#### DATA ROWS
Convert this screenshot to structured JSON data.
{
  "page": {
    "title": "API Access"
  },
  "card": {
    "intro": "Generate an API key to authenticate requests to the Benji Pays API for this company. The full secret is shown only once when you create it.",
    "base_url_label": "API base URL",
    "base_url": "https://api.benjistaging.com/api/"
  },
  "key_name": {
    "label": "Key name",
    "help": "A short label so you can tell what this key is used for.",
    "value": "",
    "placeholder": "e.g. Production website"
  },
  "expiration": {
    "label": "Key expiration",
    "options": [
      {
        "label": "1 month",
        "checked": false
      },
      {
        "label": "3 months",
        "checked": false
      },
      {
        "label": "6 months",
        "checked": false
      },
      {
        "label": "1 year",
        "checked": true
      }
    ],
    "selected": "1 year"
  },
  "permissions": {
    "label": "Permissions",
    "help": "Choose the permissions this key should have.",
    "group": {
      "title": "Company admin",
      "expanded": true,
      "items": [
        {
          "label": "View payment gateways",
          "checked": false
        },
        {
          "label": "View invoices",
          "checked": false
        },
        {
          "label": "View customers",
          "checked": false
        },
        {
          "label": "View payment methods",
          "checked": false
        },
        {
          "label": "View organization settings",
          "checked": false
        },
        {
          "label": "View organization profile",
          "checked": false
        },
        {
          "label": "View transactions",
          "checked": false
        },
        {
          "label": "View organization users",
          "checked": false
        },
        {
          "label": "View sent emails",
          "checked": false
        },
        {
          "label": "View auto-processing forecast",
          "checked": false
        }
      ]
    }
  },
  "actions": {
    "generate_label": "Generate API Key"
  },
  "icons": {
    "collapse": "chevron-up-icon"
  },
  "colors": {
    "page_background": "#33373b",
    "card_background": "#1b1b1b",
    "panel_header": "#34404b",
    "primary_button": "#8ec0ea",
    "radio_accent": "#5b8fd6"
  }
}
########
### TASK DIRECTIONS
Every line above should be printed again exactly as it stands.

### SOLUTION TO THIS TASK
Convert this screenshot to structured JSON data.
{
  "page": {
    "title": "API Access"
  },
  "card": {
    "intro": "Generate an API key to authenticate requests to the Benji Pays API for this company. The full secret is shown only once when you create it.",
    "base_url_label": "API base URL",
    "base_url": "https://api.benjistaging.com/api/"
  },
  "key_name": {
    "label": "Key name",
    "help": "A short label so you can tell what this key is used for.",
    "value": "",
    "placeholder": "e.g. Production website"
  },
  "expiration": {
    "label": "Key expiration",
    "options": [
      {
        "label": "1 month",
        "checked": false
      },
      {
        "label": "3 months",
        "checked": false
      },
      {
        "label": "6 months",
        "checked": false
      },
      {
        "label": "1 year",
        "checked": true
      }
    ],
    "selected": "1 year"
  },
  "permissions": {
    "label": "Permissions",
    "help": "Choose the permissions this key should have.",
    "group": {
      "title": "Company admin",
      "expanded": true,
      "items": [
        {
          "label": "View payment gateways",
          "checked": false
        },
        {
          "label": "View invoices",
          "checked": false
        },
        {
          "label": "View customers",
          "checked": false
        },
        {
          "label": "View payment methods",
          "checked": false
        },
        {
          "label": "View organization settings",
          "checked": false
        },
        {
          "label": "View organization profile",
          "checked": false
        },
        {
          "label": "View transactions",
          "checked": false
        },
        {
          "label": "View organization users",
          "checked": false
        },
        {
          "label": "View sent emails",
          "checked": false
        },
        {
          "label": "View auto-processing forecast",
          "checked": false
        }
      ]
    }
  },
  "actions": {
    "generate_label": "Generate API Key"
  },
  "icons": {
    "collapse": "chevron-up-icon"
  },
  "colors": {
    "page_background": "#33373b",
    "card_background": "#1b1b1b",
    "panel_header": "#34404b",
    "primary_button": "#8ec0ea",
    "radio_accent": "#5b8fd6"
  }
}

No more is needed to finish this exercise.